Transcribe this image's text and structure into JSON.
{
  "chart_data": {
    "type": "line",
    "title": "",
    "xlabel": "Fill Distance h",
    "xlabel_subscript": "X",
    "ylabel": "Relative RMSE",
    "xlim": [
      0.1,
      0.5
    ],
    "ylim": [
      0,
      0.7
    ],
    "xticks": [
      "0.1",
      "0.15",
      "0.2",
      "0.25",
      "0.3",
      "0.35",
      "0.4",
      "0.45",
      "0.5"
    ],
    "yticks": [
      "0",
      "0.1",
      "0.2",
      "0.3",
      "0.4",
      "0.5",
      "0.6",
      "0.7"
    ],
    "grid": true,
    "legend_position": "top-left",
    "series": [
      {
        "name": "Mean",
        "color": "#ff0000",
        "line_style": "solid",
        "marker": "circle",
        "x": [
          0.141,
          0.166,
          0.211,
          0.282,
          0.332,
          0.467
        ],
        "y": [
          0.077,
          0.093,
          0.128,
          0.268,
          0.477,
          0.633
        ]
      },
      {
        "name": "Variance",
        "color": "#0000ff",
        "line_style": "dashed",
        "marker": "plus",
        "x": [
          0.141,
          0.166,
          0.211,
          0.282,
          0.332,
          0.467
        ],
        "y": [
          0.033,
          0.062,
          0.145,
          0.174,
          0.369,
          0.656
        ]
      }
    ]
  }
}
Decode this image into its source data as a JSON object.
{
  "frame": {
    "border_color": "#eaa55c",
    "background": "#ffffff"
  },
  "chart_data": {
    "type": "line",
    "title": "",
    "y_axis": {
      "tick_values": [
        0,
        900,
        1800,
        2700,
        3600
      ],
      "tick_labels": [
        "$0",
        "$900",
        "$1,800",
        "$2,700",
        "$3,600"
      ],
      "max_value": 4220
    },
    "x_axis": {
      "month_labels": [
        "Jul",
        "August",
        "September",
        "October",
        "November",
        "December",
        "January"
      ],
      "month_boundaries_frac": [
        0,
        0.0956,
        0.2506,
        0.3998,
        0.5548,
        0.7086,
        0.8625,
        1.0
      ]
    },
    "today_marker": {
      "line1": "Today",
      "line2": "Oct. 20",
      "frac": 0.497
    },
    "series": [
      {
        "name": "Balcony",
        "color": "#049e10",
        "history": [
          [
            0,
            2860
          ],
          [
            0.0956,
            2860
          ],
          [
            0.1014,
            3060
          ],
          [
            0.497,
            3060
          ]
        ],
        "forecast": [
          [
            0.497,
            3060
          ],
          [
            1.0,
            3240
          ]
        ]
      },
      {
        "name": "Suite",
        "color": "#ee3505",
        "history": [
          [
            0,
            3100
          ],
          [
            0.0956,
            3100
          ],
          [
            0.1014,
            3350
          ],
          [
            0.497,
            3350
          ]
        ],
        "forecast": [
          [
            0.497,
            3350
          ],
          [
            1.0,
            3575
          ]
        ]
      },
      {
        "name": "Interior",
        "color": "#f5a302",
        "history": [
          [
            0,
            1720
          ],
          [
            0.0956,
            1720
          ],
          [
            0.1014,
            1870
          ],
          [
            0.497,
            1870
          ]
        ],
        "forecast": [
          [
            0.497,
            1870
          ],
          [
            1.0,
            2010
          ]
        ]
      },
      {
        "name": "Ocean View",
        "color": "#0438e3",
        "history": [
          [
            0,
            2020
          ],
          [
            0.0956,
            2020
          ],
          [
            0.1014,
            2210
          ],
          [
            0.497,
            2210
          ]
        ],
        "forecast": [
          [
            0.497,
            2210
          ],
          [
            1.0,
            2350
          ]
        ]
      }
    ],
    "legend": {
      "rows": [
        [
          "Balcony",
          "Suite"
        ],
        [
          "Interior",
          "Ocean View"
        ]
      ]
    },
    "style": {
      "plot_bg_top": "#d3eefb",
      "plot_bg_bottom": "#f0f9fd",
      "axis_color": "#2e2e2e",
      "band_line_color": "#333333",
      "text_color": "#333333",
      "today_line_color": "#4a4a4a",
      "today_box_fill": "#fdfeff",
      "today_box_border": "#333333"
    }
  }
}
◆ ◆ ◆ ◆ ◆
● AIM OF THE EXERCISE: Repeat every line of the material exactly as given.

● ANSWER:
Transcribe this image's text and structure into JSON.
{
  "chart_data": {
    "type": "line",
    "title": "",
    "xlabel": "Fill Distance h",
    "xlabel_subscript": "X",
    "ylabel": "Relative RMSE",
    "xlim": [
      0.1,
      0.5
    ],
    "ylim": [
      0,
      0.7
    ],
    "xticks": [
      "0.1",
      "0.15",
      "0.2",
      "0.25",
      "0.3",
      "0.35",
      "0.4",
      "0.45",
      "0.5"
    ],
    "yticks": [
      "0",
      "0.1",
      "0.2",
      "0.3",
      "0.4",
      "0.5",
      "0.6",
      "0.7"
    ],
    "grid": true,
    "legend_position": "top-left",
    "series": [
      {
        "name": "Mean",
        "color": "#ff0000",
        "line_style": "solid",
        "marker": "circle",
        "x": [
          0.141,
          0.166,
          0.211,
          0.282,
          0.332,
          0.467
        ],
        "y": [
          0.077,
          0.093,
          0.128,
          0.268,
          0.477,
          0.633
        ]
      },
      {
        "name": "Variance",
        "color": "#0000ff",
        "line_style": "dashed",
        "marker": "plus",
        "x": [
          0.141,
          0.166,
          0.211,
          0.282,
          0.332,
          0.467
        ],
        "y": [
          0.033,
          0.062,
          0.145,
          0.174,
          0.369,
          0.656
        ]
      }
    ]
  }
}
Decode this image into its source data as a JSON object.
{
  "frame": {
    "border_color": "#eaa55c",
    "background": "#ffffff"
  },
  "chart_data": {
    "type": "line",
    "title": "",
    "y_axis": {
      "tick_values": [
        0,
        900,
        1800,
        2700,
        3600
      ],
      "tick_labels": [
        "$0",
        "$900",
        "$1,800",
        "$2,700",
        "$3,600"
      ],
      "max_value": 4220
    },
    "x_axis": {
      "month_labels": [
        "Jul",
        "August",
        "September",
        "October",
        "November",
        "December",
        "January"
      ],
      "month_boundaries_frac": [
        0,
        0.0956,
        0.2506,
        0.3998,
        0.5548,
        0.7086,
        0.8625,
        1.0
      ]
    },
    "today_marker": {
      "line1": "Today",
      "line2": "Oct. 20",
      "frac": 0.497
    },
    "series": [
      {
        "name": "Balcony",
        "color": "#049e10",
        "history": [
          [
            0,
            2860
          ],
          [
            0.0956,
            2860
          ],
          [
            0.1014,
            3060
          ],
          [
            0.497,
            3060
          ]
        ],
        "forecast": [
          [
            0.497,
            3060
          ],
          [
            1.0,
            3240
          ]
        ]
      },
      {
        "name": "Suite",
        "color": "#ee3505",
        "history": [
          [
            0,
            3100
          ],
          [
            0.0956,
            3100
          ],
          [
            0.1014,
            3350
          ],
          [
            0.497,
            3350
          ]
        ],
        "forecast": [
          [
            0.497,
            3350
          ],
          [
            1.0,
            3575
          ]
        ]
      },
      {
        "name": "Interior",
        "color": "#f5a302",
        "history": [
          [
            0,
            1720
          ],
          [
            0.0956,
            1720
          ],
          [
            0.1014,
            1870
          ],
          [
            0.497,
            1870
          ]
        ],
        "forecast": [
          [
            0.497,
            1870
          ],
          [
            1.0,
            2010
          ]
        ]
      },
      {
        "name": "Ocean View",
        "color": "#0438e3",
        "history": [
          [
            0,
            2020
          ],
          [
            0.0956,
            2020
          ],
          [
            0.1014,
            2210
          ],
          [
            0.497,
            2210
          ]
        ],
        "forecast": [
          [
            0.497,
            2210
          ],
          [
            1.0,
            2350
          ]
        ]
      }
    ],
    "legend": {
      "rows": [
        [
          "Balcony",
          "Suite"
        ],
        [
          "Interior",
          "Ocean View"
        ]
      ]
    },
    "style": {
      "plot_bg_top": "#d3eefb",
      "plot_bg_bottom": "#f0f9fd",
      "axis_color": "#2e2e2e",
      "band_line_color": "#333333",
      "text_color": "#333333",
      "today_line_color": "#4a4a4a",
      "today_box_fill": "#fdfeff",
      "today_box_border": "#333333"
    }
  }
}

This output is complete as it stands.